-- Written problem --
Tally the lines that include "There". Output the number only.

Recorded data
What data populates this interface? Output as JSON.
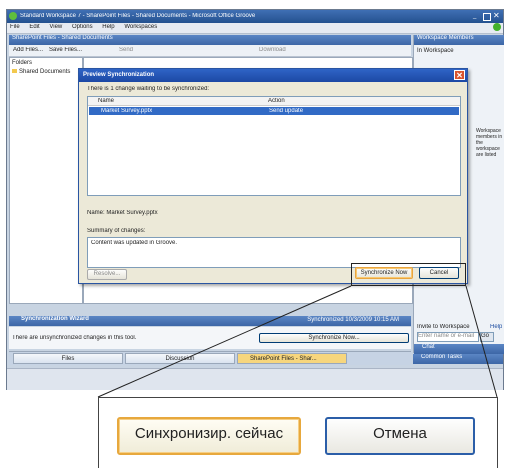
{
  "window": {
    "title": "Standard Workspace 7 - SharePoint Files - Shared Documents - Microsoft Office Groove",
    "menu": [
      "File",
      "Edit",
      "View",
      "Options",
      "Help",
      "Workspaces"
    ]
  },
  "files_panel": {
    "header": "SharePoint Files - Shared Documents",
    "toolbar": [
      "Add Files...",
      "Save Files...",
      "Send",
      "Download"
    ],
    "folders_label": "Folders",
    "folder_item": "Shared Documents"
  },
  "right_panel": {
    "header": "Workspace Members",
    "item": "In Workspace",
    "text": "Workspace members in the workspace are listed below.",
    "invite_label": "Invite to Workspace",
    "invite_help": "Help",
    "invite_placeholder": "Enter name or e-mail",
    "invite_go": "Go",
    "chat_label": "Chat",
    "common_tasks": "Common Tasks"
  },
  "dialog": {
    "title": "Preview Synchronization",
    "description": "There is 1 change waiting to be synchronized:",
    "col_name": "Name",
    "col_action": "Action",
    "row_name": "Market Survey.pptx",
    "row_action": "Send update",
    "name_label": "Name:",
    "name_value": "Market Survey.pptx",
    "summary_label": "Summary of changes:",
    "summary_text": "Content was updated in Groove.",
    "resolve_button": "Resolve...",
    "sync_button": "Synchronize Now",
    "cancel_button": "Cancel"
  },
  "sync_bar": {
    "title": "Synchronization Wizard",
    "status": "Synchronized 10/3/2009 10:15 AM",
    "message": "There are unsynchronized changes in this tool.",
    "sync_now_button": "Synchronize Now..."
  },
  "tabs": [
    "Files",
    "Discussion",
    "SharePoint Files - Shar..."
  ],
  "zoom": {
    "sync_button": "Синхронизир. сейчас",
    "cancel_button": "Отмена"
  }
}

-- Exercise result --
2